--- start of Available data ---
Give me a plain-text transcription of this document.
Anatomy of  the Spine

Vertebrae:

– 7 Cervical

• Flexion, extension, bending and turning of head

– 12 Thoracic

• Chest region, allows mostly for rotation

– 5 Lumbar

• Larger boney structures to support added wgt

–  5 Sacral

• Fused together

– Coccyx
--- end of Available data ---
Every entry should be output exactly as written, please.

[Result below]
Give me a plain-text transcription of this document.
Anatomy of  the Spine

Vertebrae:

– 7 Cervical

• Flexion, extension, bending and turning of head

– 12 Thoracic

• Chest region, allows mostly for rotation

– 5 Lumbar

• Larger boney structures to support added wgt

–  5 Sacral

• Fused together

– Coccyx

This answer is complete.